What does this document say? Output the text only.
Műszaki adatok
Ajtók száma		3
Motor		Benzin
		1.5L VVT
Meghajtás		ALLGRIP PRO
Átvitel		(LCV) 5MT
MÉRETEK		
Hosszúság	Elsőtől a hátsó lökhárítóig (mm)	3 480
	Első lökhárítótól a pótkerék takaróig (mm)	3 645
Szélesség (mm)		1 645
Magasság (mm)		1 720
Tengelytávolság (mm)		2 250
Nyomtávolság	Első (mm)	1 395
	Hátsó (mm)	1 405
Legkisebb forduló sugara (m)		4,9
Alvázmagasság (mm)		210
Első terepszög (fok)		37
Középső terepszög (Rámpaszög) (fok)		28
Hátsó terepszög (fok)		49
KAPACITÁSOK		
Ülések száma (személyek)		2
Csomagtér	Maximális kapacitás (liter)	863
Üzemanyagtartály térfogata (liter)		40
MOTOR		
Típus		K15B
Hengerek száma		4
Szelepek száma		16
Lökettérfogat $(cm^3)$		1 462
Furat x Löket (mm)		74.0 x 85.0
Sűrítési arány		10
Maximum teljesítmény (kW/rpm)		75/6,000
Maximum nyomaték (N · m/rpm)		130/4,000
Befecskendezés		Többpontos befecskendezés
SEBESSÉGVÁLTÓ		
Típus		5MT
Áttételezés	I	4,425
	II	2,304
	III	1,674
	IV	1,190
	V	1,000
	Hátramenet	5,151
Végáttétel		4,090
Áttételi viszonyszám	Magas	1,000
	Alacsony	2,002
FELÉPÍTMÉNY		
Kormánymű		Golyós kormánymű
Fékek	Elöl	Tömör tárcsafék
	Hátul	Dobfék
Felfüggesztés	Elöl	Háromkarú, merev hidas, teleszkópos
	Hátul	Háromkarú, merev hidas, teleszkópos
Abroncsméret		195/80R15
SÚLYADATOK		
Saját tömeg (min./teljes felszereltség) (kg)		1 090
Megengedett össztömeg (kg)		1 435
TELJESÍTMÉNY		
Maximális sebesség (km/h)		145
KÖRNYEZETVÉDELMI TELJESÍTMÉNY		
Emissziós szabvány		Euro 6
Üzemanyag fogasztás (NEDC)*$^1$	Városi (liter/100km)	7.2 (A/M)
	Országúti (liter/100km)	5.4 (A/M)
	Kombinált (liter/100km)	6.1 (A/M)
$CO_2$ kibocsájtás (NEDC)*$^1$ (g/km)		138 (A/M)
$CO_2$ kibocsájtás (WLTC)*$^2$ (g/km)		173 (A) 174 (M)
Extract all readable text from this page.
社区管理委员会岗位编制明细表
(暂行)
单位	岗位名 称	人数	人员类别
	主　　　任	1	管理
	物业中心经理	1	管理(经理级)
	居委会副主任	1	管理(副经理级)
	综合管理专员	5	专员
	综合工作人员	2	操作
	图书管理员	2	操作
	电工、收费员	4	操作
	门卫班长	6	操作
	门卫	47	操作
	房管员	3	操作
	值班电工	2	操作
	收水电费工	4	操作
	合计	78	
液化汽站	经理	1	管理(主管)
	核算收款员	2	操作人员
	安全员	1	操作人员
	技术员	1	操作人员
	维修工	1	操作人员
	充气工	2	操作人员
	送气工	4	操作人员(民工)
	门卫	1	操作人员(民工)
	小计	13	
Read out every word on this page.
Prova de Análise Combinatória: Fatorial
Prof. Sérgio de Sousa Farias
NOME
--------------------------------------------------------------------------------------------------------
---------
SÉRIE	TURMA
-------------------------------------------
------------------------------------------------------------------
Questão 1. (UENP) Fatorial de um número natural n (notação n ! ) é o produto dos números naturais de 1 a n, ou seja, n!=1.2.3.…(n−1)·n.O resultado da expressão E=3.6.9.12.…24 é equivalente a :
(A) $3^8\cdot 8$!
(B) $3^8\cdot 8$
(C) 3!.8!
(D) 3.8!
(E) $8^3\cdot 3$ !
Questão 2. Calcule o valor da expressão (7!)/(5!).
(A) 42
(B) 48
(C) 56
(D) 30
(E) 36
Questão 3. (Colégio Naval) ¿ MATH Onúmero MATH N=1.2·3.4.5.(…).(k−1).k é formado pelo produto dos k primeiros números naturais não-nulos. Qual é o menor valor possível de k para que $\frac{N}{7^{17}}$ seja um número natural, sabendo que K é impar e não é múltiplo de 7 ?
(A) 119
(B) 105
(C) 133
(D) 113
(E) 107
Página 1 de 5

-- -- --

Repeat the records above exactly.

What does this document say? Output the text only.
Műszaki adatok
Ajtók száma		3
Motor		Benzin
		1.5L VVT
Meghajtás		ALLGRIP PRO
Átvitel		(LCV) 5MT
MÉRETEK		
Hosszúság	Elsőtől a hátsó lökhárítóig (mm)	3 480
	Első lökhárítótól a pótkerék takaróig (mm)	3 645
Szélesség (mm)		1 645
Magasság (mm)		1 720
Tengelytávolság (mm)		2 250
Nyomtávolság	Első (mm)	1 395
	Hátsó (mm)	1 405
Legkisebb forduló sugara (m)		4,9
Alvázmagasság (mm)		210
Első terepszög (fok)		37
Középső terepszög (Rámpaszög) (fok)		28
Hátsó terepszög (fok)		49
KAPACITÁSOK		
Ülések száma (személyek)		2
Csomagtér	Maximális kapacitás (liter)	863
Üzemanyagtartály térfogata (liter)		40
MOTOR		
Típus		K15B
Hengerek száma		4
Szelepek száma		16
Lökettérfogat $(cm^3)$		1 462
Furat x Löket (mm)		74.0 x 85.0
Sűrítési arány		10
Maximum teljesítmény (kW/rpm)		75/6,000
Maximum nyomaték (N · m/rpm)		130/4,000
Befecskendezés		Többpontos befecskendezés
SEBESSÉGVÁLTÓ		
Típus		5MT
Áttételezés	I	4,425
	II	2,304
	III	1,674
	IV	1,190
	V	1,000
	Hátramenet	5,151
Végáttétel		4,090
Áttételi viszonyszám	Magas	1,000
	Alacsony	2,002
FELÉPÍTMÉNY		
Kormánymű		Golyós kormánymű
Fékek	Elöl	Tömör tárcsafék
	Hátul	Dobfék
Felfüggesztés	Elöl	Háromkarú, merev hidas, teleszkópos
	Hátul	Háromkarú, merev hidas, teleszkópos
Abroncsméret		195/80R15
SÚLYADATOK		
Saját tömeg (min./teljes felszereltség) (kg)		1 090
Megengedett össztömeg (kg)		1 435
TELJESÍTMÉNY		
Maximális sebesség (km/h)		145
KÖRNYEZETVÉDELMI TELJESÍTMÉNY		
Emissziós szabvány		Euro 6
Üzemanyag fogasztás (NEDC)*$^1$	Városi (liter/100km)	7.2 (A/M)
	Országúti (liter/100km)	5.4 (A/M)
	Kombinált (liter/100km)	6.1 (A/M)
$CO_2$ kibocsájtás (NEDC)*$^1$ (g/km)		138 (A/M)
$CO_2$ kibocsájtás (WLTC)*$^2$ (g/km)		173 (A) 174 (M)
Extract all readable text from this page.
社区管理委员会岗位编制明细表
(暂行)
单位	岗位名 称	人数	人员类别
	主　　　任	1	管理
	物业中心经理	1	管理(经理级)
	居委会副主任	1	管理(副经理级)
	综合管理专员	5	专员
	综合工作人员	2	操作
	图书管理员	2	操作
	电工、收费员	4	操作
	门卫班长	6	操作
	门卫	47	操作
	房管员	3	操作
	值班电工	2	操作
	收水电费工	4	操作
	合计	78	
液化汽站	经理	1	管理(主管)
	核算收款员	2	操作人员
	安全员	1	操作人员
	技术员	1	操作人员
	维修工	1	操作人员
	充气工	2	操作人员
	送气工	4	操作人员(民工)
	门卫	1	操作人员(民工)
	小计	13	
Read out every word on this page.
Prova de Análise Combinatória: Fatorial
Prof. Sérgio de Sousa Farias
NOME
--------------------------------------------------------------------------------------------------------
---------
SÉRIE	TURMA
-------------------------------------------
------------------------------------------------------------------
Questão 1. (UENP) Fatorial de um número natural n (notação n ! ) é o produto dos números naturais de 1 a n, ou seja, n!=1.2.3.…(n−1)·n.O resultado da expressão E=3.6.9.12.…24 é equivalente a :
(A) $3^8\cdot 8$!
(B) $3^8\cdot 8$
(C) 3!.8!
(D) 3.8!
(E) $8^3\cdot 3$ !
Questão 2. Calcule o valor da expressão (7!)/(5!).
(A) 42
(B) 48
(C) 56
(D) 30
(E) 36
Questão 3. (Colégio Naval) ¿ MATH Onúmero MATH N=1.2·3.4.5.(…).(k−1).k é formado pelo produto dos k primeiros números naturais não-nulos. Qual é o menor valor possível de k para que $\frac{N}{7^{17}}$ seja um número natural, sabendo que K é impar e não é múltiplo de 7 ?
(A) 119
(B) 105
(C) 133
(D) 113
(E) 107
Página 1 de 5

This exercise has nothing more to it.